Task instructions »
Please copy every line of the records below that holds the word "structured".

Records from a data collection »
-- begin --
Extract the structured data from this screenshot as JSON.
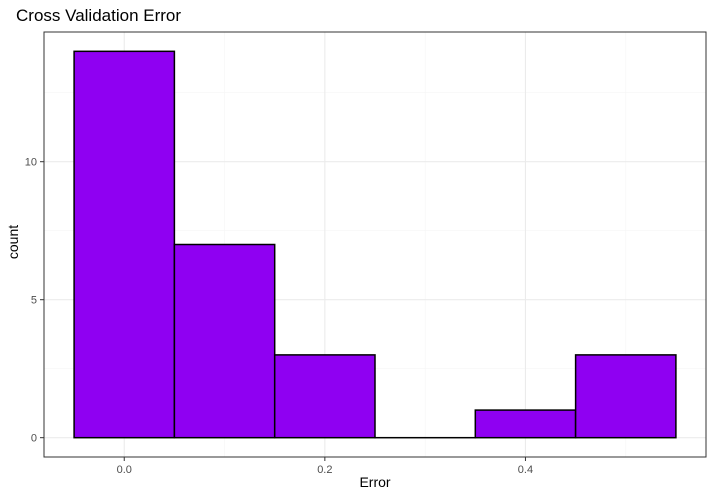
{
  "chart_data": {
    "type": "bar",
    "title": "Cross Validation Error",
    "xlabel": "Error",
    "ylabel": "count",
    "bins": [
      {
        "x0": -0.05,
        "x1": 0.05,
        "count": 14
      },
      {
        "x0": 0.05,
        "x1": 0.15,
        "count": 7
      },
      {
        "x0": 0.15,
        "x1": 0.25,
        "count": 3
      },
      {
        "x0": 0.25,
        "x1": 0.35,
        "count": 0
      },
      {
        "x0": 0.35,
        "x1": 0.45,
        "count": 1
      },
      {
        "x0": 0.45,
        "x1": 0.55,
        "count": 3
      }
    ],
    "xticks": [
      0.0,
      0.2,
      0.4
    ],
    "xtick_labels": [
      "0.0",
      "0.2",
      "0.4"
    ],
    "yticks": [
      0,
      5,
      10
    ],
    "ytick_labels": [
      "0",
      "5",
      "10"
    ],
    "xlim": [
      -0.08,
      0.58
    ],
    "ylim": [
      -0.7,
      14.7
    ],
    "grid": true,
    "colors": {
      "fill": "#8f00f2",
      "outline": "#000000",
      "grid_major": "#ebebeb",
      "grid_minor": "#f5f5f5",
      "panel_border": "#333333"
    }
  }
}
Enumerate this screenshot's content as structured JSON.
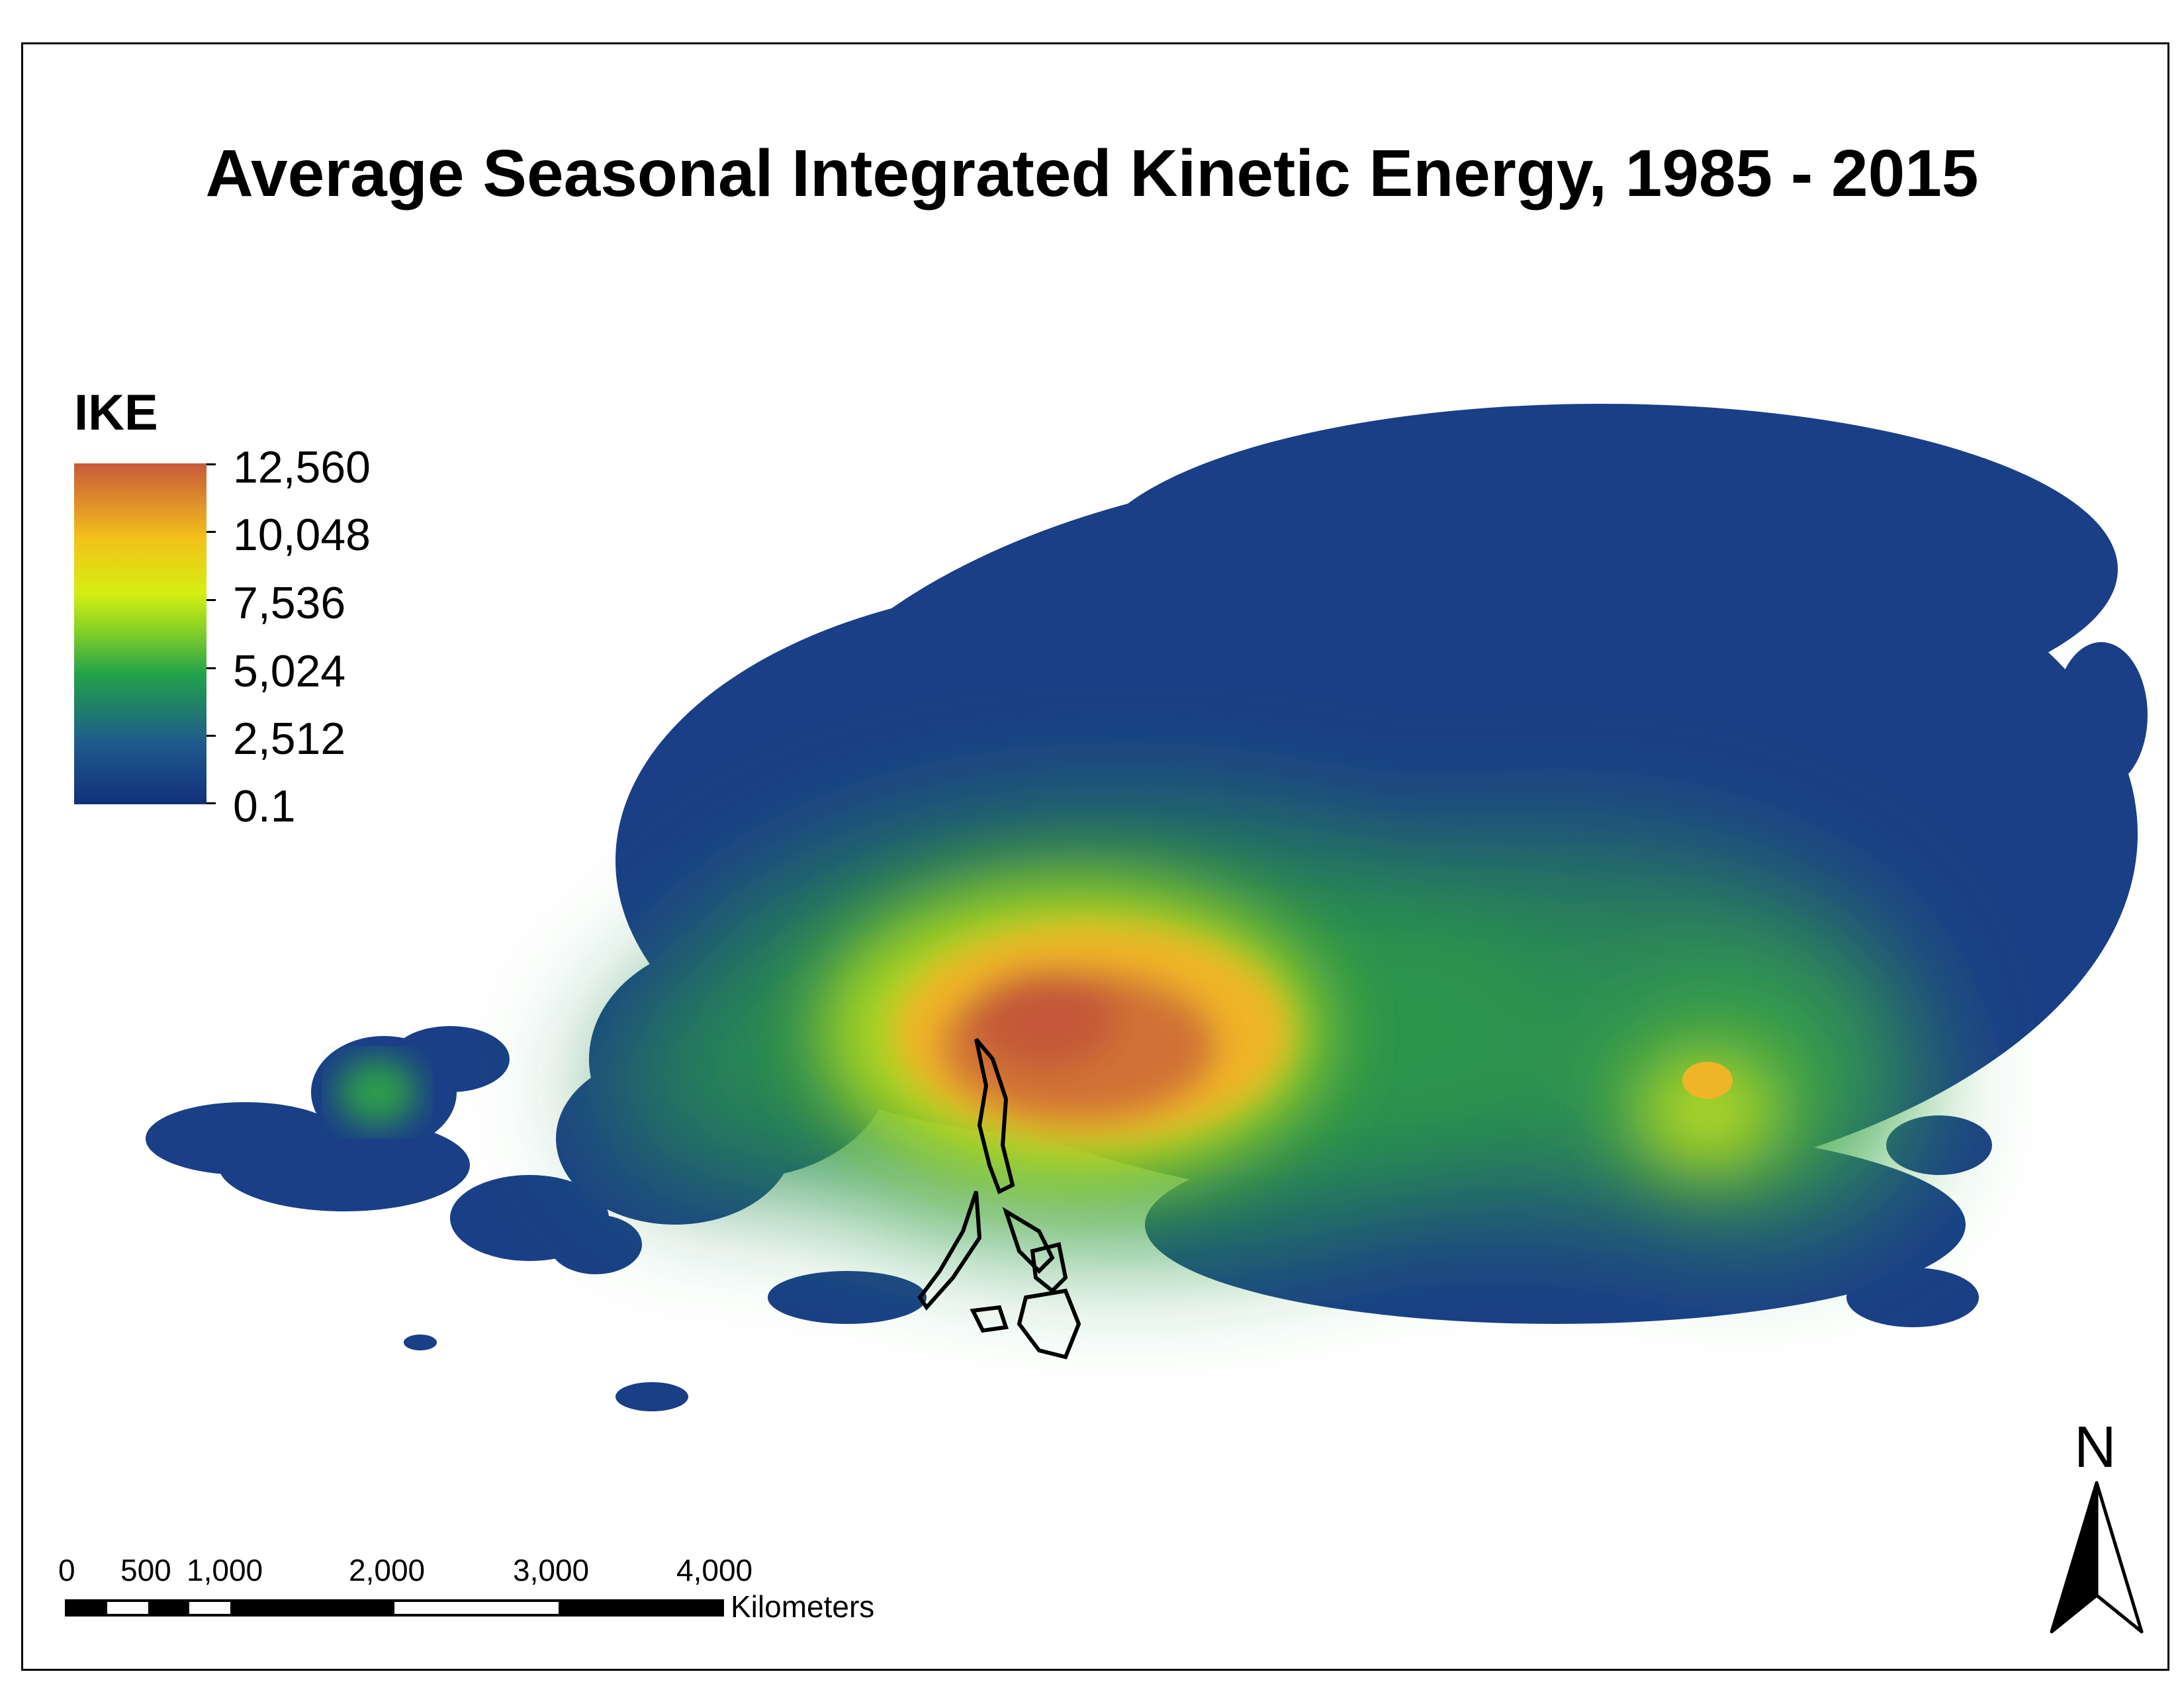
-- end --
Final result »
Extract the structured data from this screenshot as JSON.
Enumerate this screenshot's content as structured JSON.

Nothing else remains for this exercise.